[Saved entries]

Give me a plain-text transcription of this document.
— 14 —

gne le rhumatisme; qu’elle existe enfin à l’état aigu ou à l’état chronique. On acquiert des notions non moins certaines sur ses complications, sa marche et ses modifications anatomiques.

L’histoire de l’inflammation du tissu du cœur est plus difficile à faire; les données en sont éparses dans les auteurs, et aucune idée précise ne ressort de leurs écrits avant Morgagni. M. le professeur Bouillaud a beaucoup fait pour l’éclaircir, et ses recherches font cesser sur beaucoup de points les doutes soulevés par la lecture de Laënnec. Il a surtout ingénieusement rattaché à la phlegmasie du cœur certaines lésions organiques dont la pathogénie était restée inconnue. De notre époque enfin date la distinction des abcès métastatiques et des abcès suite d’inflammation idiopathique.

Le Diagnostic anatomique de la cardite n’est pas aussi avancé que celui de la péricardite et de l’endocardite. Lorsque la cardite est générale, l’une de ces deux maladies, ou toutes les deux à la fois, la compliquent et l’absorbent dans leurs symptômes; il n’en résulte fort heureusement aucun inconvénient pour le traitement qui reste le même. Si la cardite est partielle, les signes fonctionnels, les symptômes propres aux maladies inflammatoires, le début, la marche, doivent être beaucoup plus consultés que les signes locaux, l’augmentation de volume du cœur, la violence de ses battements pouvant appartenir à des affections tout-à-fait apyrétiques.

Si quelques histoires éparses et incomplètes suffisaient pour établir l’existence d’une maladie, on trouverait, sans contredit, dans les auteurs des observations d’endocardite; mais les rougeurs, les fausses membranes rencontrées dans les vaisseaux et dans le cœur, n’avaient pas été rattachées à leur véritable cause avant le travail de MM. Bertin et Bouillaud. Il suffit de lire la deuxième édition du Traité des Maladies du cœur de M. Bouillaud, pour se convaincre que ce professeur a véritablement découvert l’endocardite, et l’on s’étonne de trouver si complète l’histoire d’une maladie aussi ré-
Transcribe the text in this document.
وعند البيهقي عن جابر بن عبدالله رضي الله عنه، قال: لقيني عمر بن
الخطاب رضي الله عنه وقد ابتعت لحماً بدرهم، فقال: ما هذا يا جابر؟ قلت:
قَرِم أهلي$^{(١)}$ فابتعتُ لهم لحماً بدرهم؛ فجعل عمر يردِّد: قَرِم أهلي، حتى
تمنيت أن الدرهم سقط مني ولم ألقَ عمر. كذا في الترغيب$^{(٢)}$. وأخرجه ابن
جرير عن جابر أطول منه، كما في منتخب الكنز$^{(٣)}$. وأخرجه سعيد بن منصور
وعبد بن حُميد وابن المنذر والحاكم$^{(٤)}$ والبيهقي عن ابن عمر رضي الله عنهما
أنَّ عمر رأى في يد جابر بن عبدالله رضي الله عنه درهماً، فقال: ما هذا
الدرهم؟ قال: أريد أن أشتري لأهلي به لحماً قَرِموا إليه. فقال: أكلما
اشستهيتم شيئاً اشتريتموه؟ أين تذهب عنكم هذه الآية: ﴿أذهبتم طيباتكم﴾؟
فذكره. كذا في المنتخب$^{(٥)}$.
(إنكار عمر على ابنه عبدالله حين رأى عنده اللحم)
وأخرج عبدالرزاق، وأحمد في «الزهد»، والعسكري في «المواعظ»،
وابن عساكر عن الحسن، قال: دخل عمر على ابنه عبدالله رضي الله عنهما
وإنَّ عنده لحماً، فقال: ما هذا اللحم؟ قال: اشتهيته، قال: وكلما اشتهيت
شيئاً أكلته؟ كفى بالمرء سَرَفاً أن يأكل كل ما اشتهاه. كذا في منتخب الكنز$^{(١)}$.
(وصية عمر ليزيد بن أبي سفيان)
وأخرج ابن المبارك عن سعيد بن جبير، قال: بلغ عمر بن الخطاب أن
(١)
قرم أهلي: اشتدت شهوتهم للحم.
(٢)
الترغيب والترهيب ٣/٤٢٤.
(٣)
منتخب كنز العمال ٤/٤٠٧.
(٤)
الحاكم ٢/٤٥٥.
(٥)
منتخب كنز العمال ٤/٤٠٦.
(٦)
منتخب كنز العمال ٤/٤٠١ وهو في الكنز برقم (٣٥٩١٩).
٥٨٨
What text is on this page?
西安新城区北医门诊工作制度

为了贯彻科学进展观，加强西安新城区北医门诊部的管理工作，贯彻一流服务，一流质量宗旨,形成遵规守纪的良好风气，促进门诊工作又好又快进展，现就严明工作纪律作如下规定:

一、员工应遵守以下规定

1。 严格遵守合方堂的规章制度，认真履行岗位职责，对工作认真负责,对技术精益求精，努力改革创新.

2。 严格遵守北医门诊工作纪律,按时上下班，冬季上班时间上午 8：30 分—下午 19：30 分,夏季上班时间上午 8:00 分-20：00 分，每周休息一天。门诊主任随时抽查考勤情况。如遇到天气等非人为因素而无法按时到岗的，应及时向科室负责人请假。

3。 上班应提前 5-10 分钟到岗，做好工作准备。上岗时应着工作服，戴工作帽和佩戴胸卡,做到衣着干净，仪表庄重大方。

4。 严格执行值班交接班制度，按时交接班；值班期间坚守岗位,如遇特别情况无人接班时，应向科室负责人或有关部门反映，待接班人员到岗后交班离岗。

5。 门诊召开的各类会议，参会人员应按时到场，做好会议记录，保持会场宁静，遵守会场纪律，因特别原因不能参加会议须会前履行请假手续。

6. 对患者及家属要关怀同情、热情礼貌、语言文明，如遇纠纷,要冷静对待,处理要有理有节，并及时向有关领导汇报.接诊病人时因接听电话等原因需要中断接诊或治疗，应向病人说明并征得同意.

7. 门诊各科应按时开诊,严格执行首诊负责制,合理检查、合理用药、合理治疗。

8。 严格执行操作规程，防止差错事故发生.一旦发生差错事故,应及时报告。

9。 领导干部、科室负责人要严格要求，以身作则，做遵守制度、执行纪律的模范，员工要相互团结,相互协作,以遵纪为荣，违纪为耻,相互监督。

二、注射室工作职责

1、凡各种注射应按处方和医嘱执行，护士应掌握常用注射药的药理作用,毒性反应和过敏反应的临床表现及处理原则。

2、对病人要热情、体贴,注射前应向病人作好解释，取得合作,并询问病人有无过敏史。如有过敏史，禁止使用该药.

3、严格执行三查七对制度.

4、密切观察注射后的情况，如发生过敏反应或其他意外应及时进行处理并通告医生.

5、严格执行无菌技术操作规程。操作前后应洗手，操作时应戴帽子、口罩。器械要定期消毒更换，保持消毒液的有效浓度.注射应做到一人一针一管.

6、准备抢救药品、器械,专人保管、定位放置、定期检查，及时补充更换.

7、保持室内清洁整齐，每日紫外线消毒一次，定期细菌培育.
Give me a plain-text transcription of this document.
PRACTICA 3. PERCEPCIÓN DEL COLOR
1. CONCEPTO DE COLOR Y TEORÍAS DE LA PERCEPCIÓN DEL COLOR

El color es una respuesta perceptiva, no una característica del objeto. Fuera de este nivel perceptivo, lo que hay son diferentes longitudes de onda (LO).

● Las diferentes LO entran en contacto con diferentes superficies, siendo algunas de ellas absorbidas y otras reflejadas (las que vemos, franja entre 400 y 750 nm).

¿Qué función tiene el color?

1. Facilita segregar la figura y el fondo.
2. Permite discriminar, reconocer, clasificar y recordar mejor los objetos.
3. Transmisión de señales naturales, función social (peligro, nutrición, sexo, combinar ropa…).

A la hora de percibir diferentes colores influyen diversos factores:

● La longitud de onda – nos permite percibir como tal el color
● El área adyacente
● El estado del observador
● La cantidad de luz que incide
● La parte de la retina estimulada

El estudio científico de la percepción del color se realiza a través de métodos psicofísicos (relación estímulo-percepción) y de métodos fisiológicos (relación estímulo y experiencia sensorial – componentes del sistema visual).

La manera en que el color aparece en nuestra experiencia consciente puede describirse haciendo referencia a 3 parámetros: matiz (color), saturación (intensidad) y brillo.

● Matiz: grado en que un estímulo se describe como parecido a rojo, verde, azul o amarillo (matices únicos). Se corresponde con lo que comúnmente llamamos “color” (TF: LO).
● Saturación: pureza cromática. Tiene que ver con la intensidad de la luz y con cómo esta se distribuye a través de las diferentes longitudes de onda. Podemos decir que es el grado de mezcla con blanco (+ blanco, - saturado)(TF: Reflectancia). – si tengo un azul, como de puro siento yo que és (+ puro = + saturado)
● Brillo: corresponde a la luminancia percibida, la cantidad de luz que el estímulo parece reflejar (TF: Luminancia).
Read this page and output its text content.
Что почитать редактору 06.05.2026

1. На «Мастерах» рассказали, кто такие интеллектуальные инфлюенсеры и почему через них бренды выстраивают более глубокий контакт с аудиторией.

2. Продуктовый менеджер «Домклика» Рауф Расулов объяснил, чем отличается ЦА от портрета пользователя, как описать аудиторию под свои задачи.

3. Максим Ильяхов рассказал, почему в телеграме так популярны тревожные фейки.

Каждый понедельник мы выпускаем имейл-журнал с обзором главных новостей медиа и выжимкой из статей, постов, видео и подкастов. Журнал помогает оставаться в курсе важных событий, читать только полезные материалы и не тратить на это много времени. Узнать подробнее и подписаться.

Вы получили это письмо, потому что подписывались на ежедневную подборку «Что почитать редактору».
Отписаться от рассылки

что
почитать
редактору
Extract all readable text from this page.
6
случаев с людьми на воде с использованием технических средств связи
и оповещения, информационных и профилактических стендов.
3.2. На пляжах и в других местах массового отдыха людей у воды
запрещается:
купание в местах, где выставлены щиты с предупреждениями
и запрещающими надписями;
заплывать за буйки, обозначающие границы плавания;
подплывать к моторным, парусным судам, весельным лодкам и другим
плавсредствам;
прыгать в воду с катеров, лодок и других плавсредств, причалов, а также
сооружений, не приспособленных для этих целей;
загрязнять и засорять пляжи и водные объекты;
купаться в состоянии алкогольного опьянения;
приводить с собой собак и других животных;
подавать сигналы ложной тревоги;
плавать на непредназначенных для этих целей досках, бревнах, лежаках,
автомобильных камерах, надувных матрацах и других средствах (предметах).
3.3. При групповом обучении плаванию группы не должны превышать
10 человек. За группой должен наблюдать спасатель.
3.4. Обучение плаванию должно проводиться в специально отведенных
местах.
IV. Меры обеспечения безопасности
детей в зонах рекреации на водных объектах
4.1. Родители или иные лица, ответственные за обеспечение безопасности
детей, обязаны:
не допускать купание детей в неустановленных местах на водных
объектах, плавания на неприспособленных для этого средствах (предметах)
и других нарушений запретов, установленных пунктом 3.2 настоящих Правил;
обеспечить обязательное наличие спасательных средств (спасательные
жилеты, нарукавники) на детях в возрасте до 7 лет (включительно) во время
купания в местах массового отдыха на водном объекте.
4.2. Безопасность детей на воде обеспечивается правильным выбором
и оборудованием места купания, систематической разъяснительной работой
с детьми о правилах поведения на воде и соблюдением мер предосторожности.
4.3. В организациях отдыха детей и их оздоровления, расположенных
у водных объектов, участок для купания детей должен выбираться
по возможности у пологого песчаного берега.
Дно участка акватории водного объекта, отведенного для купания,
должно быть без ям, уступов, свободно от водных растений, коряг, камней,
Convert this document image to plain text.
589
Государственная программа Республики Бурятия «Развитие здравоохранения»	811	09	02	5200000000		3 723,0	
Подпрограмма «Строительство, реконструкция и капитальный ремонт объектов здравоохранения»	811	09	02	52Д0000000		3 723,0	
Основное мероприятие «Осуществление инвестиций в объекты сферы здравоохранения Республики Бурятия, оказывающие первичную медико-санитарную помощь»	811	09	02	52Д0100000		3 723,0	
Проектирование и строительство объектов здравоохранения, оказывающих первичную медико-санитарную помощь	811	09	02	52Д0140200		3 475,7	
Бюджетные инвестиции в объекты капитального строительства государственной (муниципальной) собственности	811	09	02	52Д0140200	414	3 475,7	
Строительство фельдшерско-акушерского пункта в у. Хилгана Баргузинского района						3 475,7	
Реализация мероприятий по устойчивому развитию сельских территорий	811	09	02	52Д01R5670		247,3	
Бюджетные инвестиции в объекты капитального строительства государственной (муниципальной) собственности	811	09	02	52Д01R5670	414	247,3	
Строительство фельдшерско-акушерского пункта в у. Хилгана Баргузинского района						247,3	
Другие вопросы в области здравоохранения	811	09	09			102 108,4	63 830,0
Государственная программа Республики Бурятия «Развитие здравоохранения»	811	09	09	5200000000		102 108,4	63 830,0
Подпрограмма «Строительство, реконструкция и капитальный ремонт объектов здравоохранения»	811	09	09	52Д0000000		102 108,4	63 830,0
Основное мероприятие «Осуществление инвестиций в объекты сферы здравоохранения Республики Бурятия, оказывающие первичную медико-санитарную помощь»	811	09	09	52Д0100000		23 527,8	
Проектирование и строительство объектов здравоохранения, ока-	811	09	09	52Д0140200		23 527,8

*DESCRIPTION OF THE TASK*
Copy each line of the preceding data that contains the string "سعيد".

*SOLUTION TO THIS TASK*
جرير عن جابر أطول منه، كما في منتخب الكنز$^{(٣)}$. وأخرجه سعيد بن منصور
وأخرج ابن المبارك عن سعيد بن جبير، قال: بلغ عمر بن الخطاب أن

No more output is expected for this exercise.